Please output the lines shown below exactly as they appear.

### Raw records
________________________

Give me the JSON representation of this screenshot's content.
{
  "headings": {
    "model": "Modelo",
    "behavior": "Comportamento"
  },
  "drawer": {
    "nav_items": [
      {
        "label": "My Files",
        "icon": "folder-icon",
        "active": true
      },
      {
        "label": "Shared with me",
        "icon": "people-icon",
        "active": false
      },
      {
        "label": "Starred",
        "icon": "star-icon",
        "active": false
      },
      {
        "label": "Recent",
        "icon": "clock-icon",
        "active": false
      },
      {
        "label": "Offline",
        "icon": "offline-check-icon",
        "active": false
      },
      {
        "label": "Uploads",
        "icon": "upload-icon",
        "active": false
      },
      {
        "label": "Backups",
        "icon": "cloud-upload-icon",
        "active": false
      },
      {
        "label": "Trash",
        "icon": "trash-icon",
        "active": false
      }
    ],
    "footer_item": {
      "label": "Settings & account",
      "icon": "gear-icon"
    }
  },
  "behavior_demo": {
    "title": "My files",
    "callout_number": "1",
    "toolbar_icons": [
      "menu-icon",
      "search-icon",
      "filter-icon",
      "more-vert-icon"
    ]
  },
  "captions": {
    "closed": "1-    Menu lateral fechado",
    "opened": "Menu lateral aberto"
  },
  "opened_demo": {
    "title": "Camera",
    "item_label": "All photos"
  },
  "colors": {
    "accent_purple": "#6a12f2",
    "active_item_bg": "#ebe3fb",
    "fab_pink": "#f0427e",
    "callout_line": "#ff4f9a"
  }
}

________________________

### Worked solution
Give me the JSON representation of this screenshot's content.
{
  "headings": {
    "model": "Modelo",
    "behavior": "Comportamento"
  },
  "drawer": {
    "nav_items": [
      {
        "label": "My Files",
        "icon": "folder-icon",
        "active": true
      },
      {
        "label": "Shared with me",
        "icon": "people-icon",
        "active": false
      },
      {
        "label": "Starred",
        "icon": "star-icon",
        "active": false
      },
      {
        "label": "Recent",
        "icon": "clock-icon",
        "active": false
      },
      {
        "label": "Offline",
        "icon": "offline-check-icon",
        "active": false
      },
      {
        "label": "Uploads",
        "icon": "upload-icon",
        "active": false
      },
      {
        "label": "Backups",
        "icon": "cloud-upload-icon",
        "active": false
      },
      {
        "label": "Trash",
        "icon": "trash-icon",
        "active": false
      }
    ],
    "footer_item": {
      "label": "Settings & account",
      "icon": "gear-icon"
    }
  },
  "behavior_demo": {
    "title": "My files",
    "callout_number": "1",
    "toolbar_icons": [
      "menu-icon",
      "search-icon",
      "filter-icon",
      "more-vert-icon"
    ]
  },
  "captions": {
    "closed": "1-    Menu lateral fechado",
    "opened": "Menu lateral aberto"
  },
  "opened_demo": {
    "title": "Camera",
    "item_label": "All photos"
  },
  "colors": {
    "accent_purple": "#6a12f2",
    "active_item_bg": "#ebe3fb",
    "fab_pink": "#f0427e",
    "callout_line": "#ff4f9a"
  }
}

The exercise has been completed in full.